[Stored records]
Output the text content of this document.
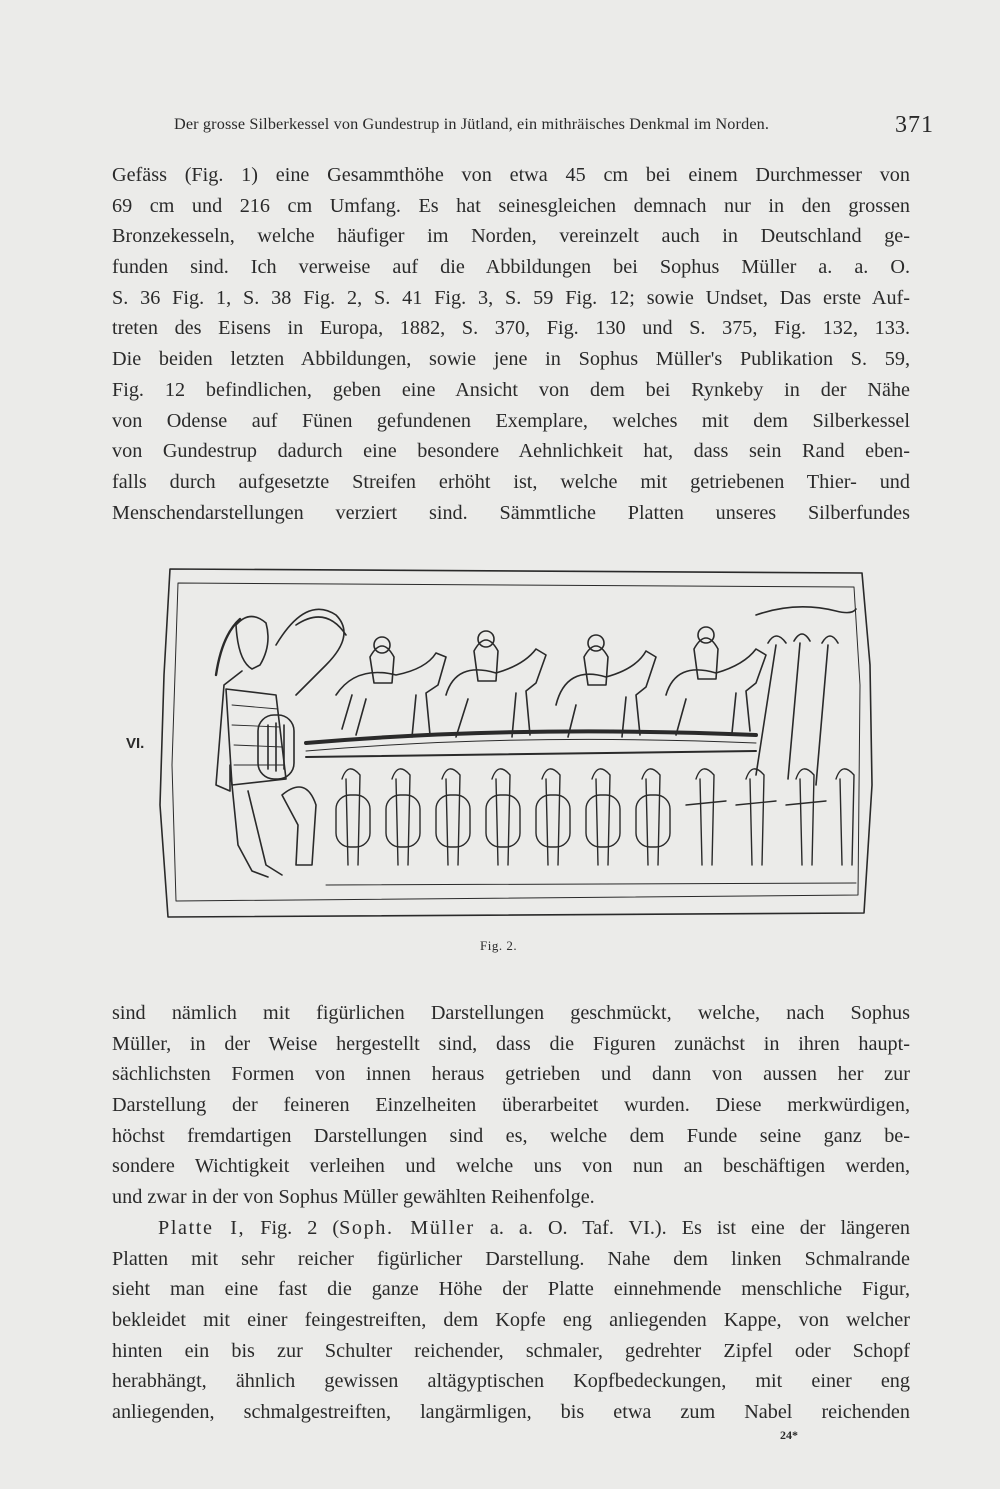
Der grosse Silberkessel von Gundestrup in Jütland, ein mithräisches Denkmal im Norden.	371

Gefäss (Fig. 1) eine Gesammthöhe von etwa 45 cm bei einem Durchmesser von
69 cm und 216 cm Umfang. Es hat seinesgleichen demnach nur in den grossen
Bronzekesseln, welche häufiger im Norden, vereinzelt auch in Deutschland ge-
funden sind. Ich verweise auf die Abbildungen bei Sophus Müller a. a. O.
S. 36 Fig. 1, S. 38 Fig. 2, S. 41 Fig. 3, S. 59 Fig. 12; sowie Undset, Das erste Auf-
treten des Eisens in Europa, 1882, S. 370, Fig. 130 und S. 375, Fig. 132, 133.
Die beiden letzten Abbildungen, sowie jene in Sophus Müller's Publikation S. 59,
Fig. 12 befindlichen, geben eine Ansicht von dem bei Rynkeby in der Nähe
von Odense auf Fünen gefundenen Exemplare, welches mit dem Silberkessel
von Gundestrup dadurch eine besondere Aehnlichkeit hat, dass sein Rand eben-
falls durch aufgesetzte Streifen erhöht ist, welche mit getriebenen Thier- und
Menschendarstellungen verziert sind. Sämmtliche Platten unseres Silberfundes

VI.
Fig. 2.

sind nämlich mit figürlichen Darstellungen geschmückt, welche, nach Sophus
Müller, in der Weise hergestellt sind, dass die Figuren zunächst in ihren haupt-
sächlichsten Formen von innen heraus getrieben und dann von aussen her zur
Darstellung der feineren Einzelheiten überarbeitet wurden. Diese merkwürdigen,
höchst fremdartigen Darstellungen sind es, welche dem Funde seine ganz be-
sondere Wichtigkeit verleihen und welche uns von nun an beschäftigen werden,
und zwar in der von Sophus Müller gewählten Reihenfolge.

Platte I, Fig. 2 (Soph. Müller a. a. O. Taf. VI.). Es ist eine der längeren
Platten mit sehr reicher figürlicher Darstellung. Nahe dem linken Schmalrande
sieht man eine fast die ganze Höhe der Platte einnehmende menschliche Figur,
bekleidet mit einer feingestreiften, dem Kopfe eng anliegenden Kappe, von welcher
hinten ein bis zur Schulter reichender, schmaler, gedrehter Zipfel oder Schopf
herabhängt, ähnlich gewissen altägyptischen Kopfbedeckungen, mit einer eng
anliegenden, schmalgestreiften, langärmligen, bis etwa zum Nabel reichenden

24*
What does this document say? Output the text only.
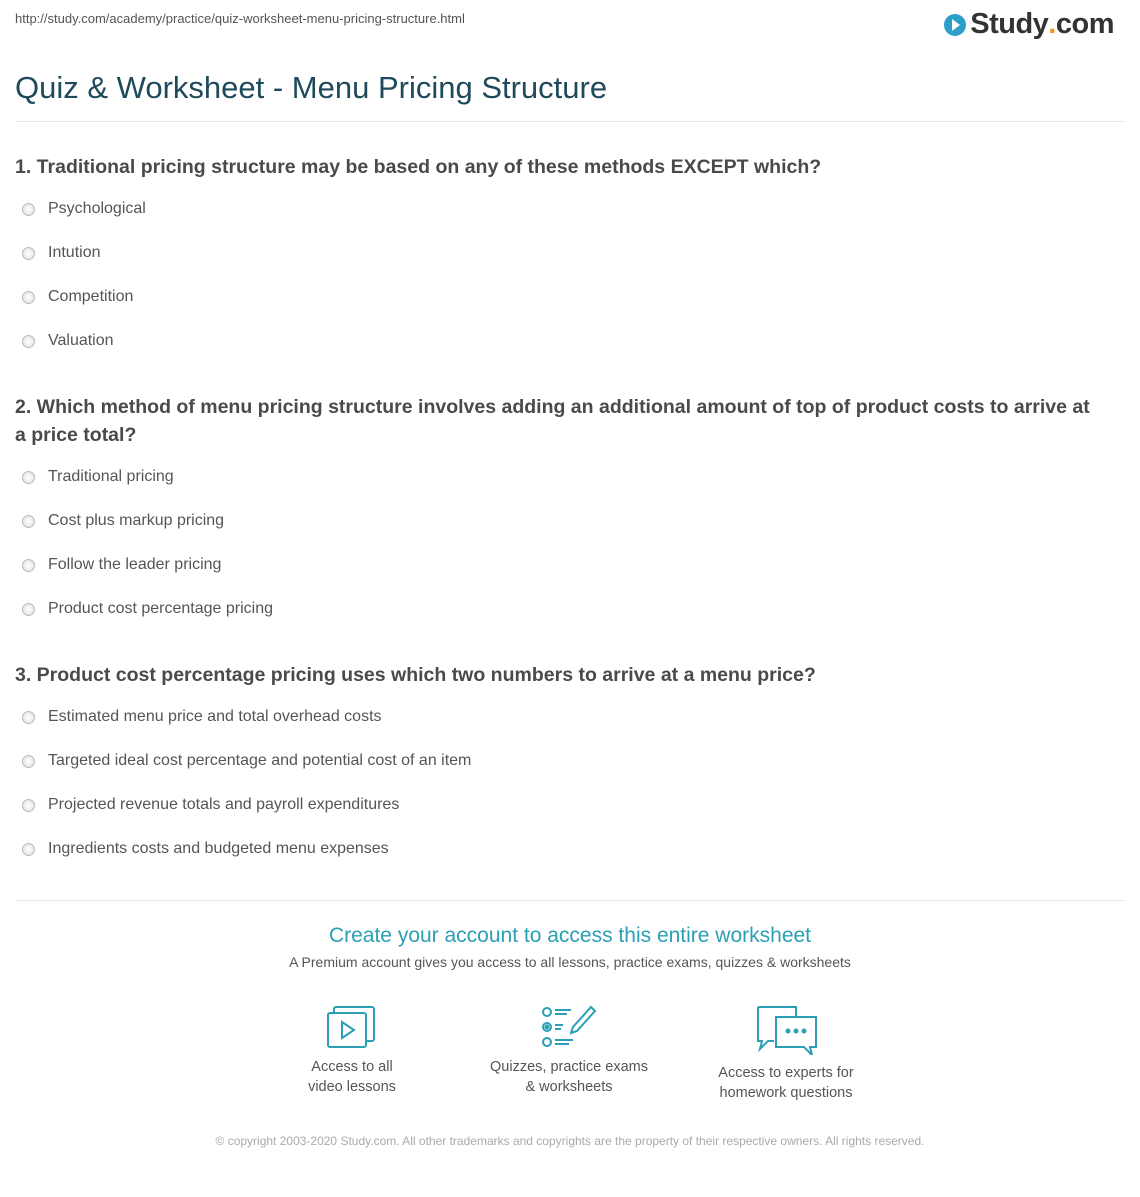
http://study.com/academy/practice/quiz-worksheet-menu-pricing-structure.html	Study . com
Quiz & Worksheet - Menu Pricing Structure
1. Traditional pricing structure may be based on any of these methods EXCEPT which?
Psychological
Intution
Competition
Valuation
2. Which method of menu pricing structure involves adding an additional amount of top of product costs to arrive at a price total?
Traditional pricing
Cost plus markup pricing
Follow the leader pricing
Product cost percentage pricing
3. Product cost percentage pricing uses which two numbers to arrive at a menu price?
Estimated menu price and total overhead costs
Targeted ideal cost percentage and potential cost of an item
Projected revenue totals and payroll expenditures
Ingredients costs and budgeted menu expenses
Create your account to access this entire worksheet
A Premium account gives you access to all lessons, practice exams, quizzes & worksheets
Access to all
video lessons
Quizzes, practice exams
& worksheets
Access to experts for
homework questions
© copyright 2003-2020 Study.com. All other trademarks and copyrights are the property of their respective owners. All rights reserved.
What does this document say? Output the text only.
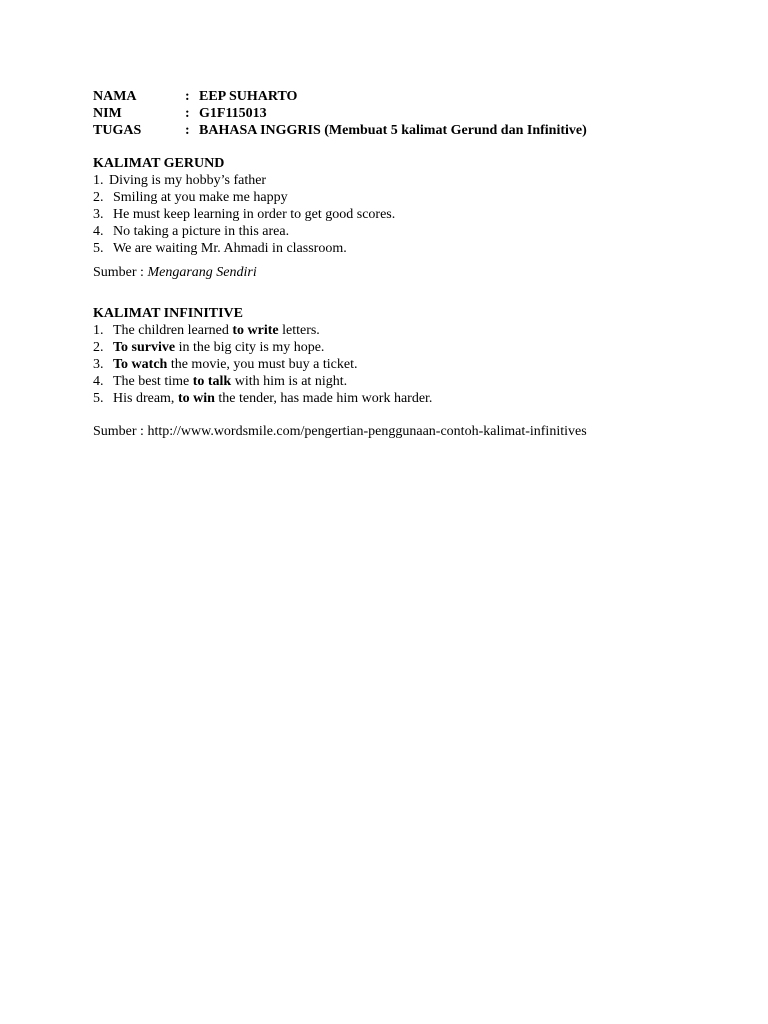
NAMA	: EEP SUHARTO
NIM	: G1F115013
TUGAS	: BAHASA INGGRIS (Membuat 5 kalimat Gerund dan Infinitive)
KALIMAT GERUND
1. Diving is my hobby’s father
2. Smiling at you make me happy
3. He must keep learning in order to get good scores.
4. No taking a picture in this area.
5. We are waiting Mr. Ahmadi in classroom.
Sumber : Mengarang Sendiri
KALIMAT INFINITIVE
1. The children learned to write letters.
2. To survive in the big city is my hope.
3. To watch the movie, you must buy a ticket.
4. The best time to talk with him is at night.
5. His dream, to win the tender, has made him work harder.
Sumber : http://www.wordsmile.com/pengertian-penggunaan-contoh-kalimat-infinitives
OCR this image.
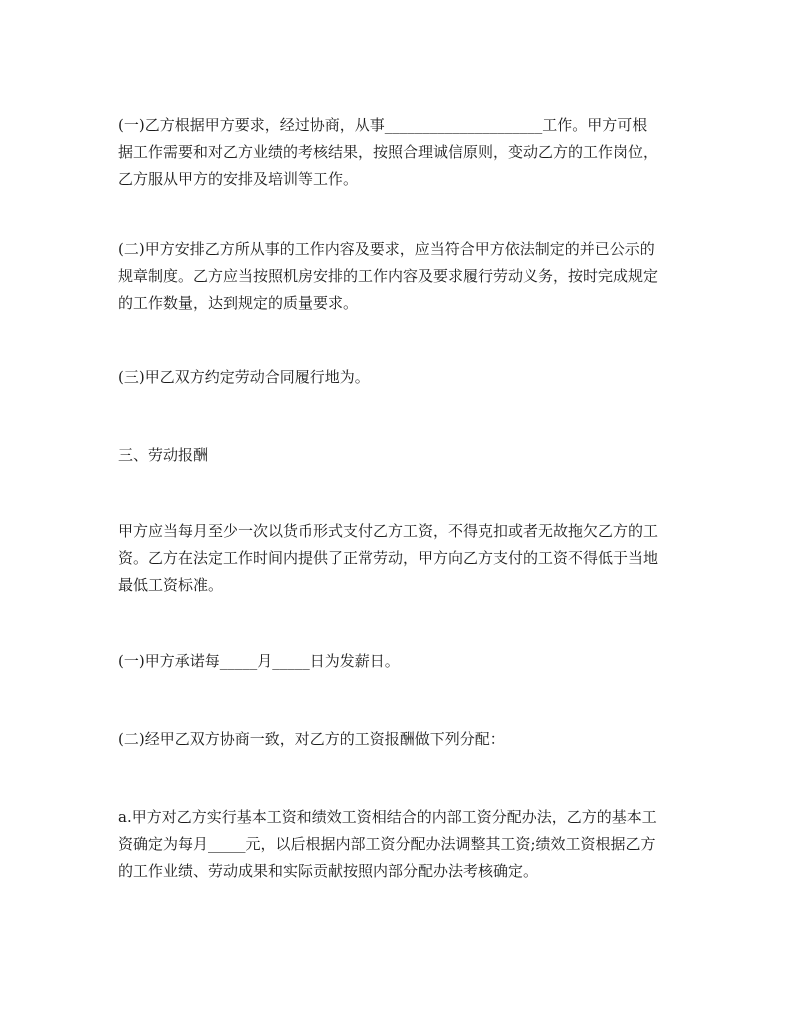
(一)乙方根据甲方要求，经过协商，从事_____________________工作。甲方可根
据工作需要和对乙方业绩的考核结果，按照合理诚信原则，变动乙方的工作岗位，
乙方服从甲方的安排及培训等工作。
(二)甲方安排乙方所从事的工作内容及要求，应当符合甲方依法制定的并已公示的
规章制度。乙方应当按照机房安排的工作内容及要求履行劳动义务，按时完成规定
的工作数量，达到规定的质量要求。
(三)甲乙双方约定劳动合同履行地为。
三、劳动报酬
甲方应当每月至少一次以货币形式支付乙方工资，不得克扣或者无故拖欠乙方的工
资。乙方在法定工作时间内提供了正常劳动，甲方向乙方支付的工资不得低于当地
最低工资标准。
(一)甲方承诺每_____月_____日为发薪日。
(二)经甲乙双方协商一致，对乙方的工资报酬做下列分配：
a.甲方对乙方实行基本工资和绩效工资相结合的内部工资分配办法，乙方的基本工
资确定为每月_____元，以后根据内部工资分配办法调整其工资;绩效工资根据乙方
的工作业绩、劳动成果和实际贡献按照内部分配办法考核确定。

▶ **Problem statement**:
Check every line of the data above for the string "anliegenden", and copy those that have it.

▶ **Full response**:
bekleidet mit einer feingestreiften, dem Kopfe eng anliegenden Kappe, von welcher
anliegenden, schmalgestreiften, langärmligen, bis etwa zum Nabel reichenden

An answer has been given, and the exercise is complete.